_Stated exercise:_ Select all lines holding the word "nLOGIC" from the entries that follow.

_Exercise inputs:_
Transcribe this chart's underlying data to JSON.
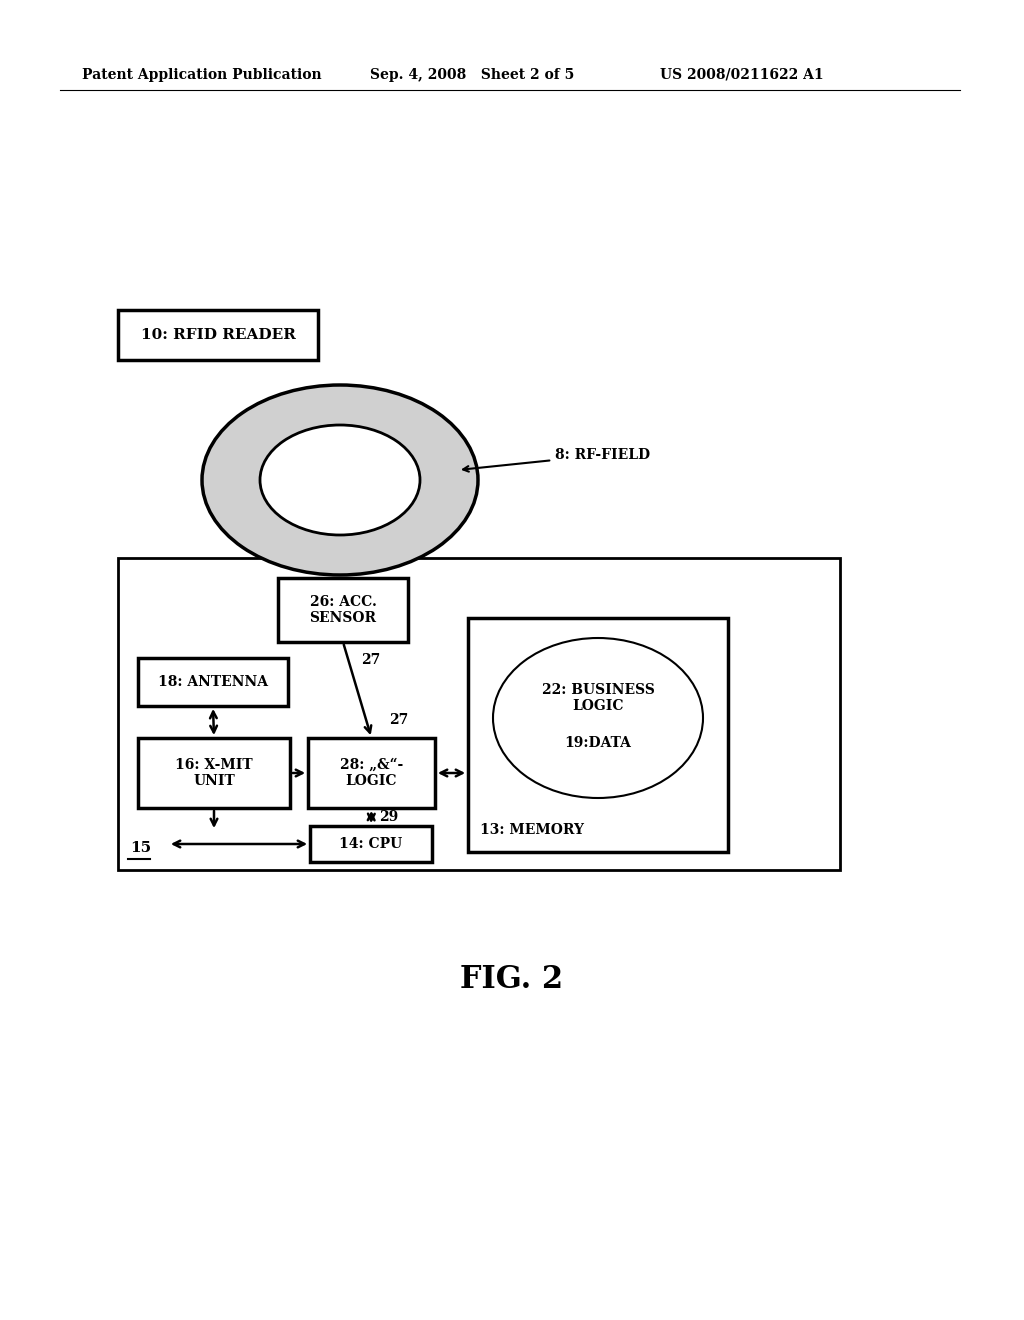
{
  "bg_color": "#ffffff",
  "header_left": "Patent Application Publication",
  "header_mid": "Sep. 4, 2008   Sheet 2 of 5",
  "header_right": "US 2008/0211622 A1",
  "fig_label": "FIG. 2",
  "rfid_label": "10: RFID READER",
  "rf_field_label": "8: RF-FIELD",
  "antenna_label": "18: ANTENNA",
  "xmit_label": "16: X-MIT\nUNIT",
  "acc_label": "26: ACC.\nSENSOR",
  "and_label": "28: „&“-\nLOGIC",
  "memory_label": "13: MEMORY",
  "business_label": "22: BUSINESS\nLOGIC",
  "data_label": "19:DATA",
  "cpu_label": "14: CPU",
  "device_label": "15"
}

_Solution to the exercise:_
  "and_label": "28: „&“-\nLOGIC",
  "business_label": "22: BUSINESS\nLOGIC",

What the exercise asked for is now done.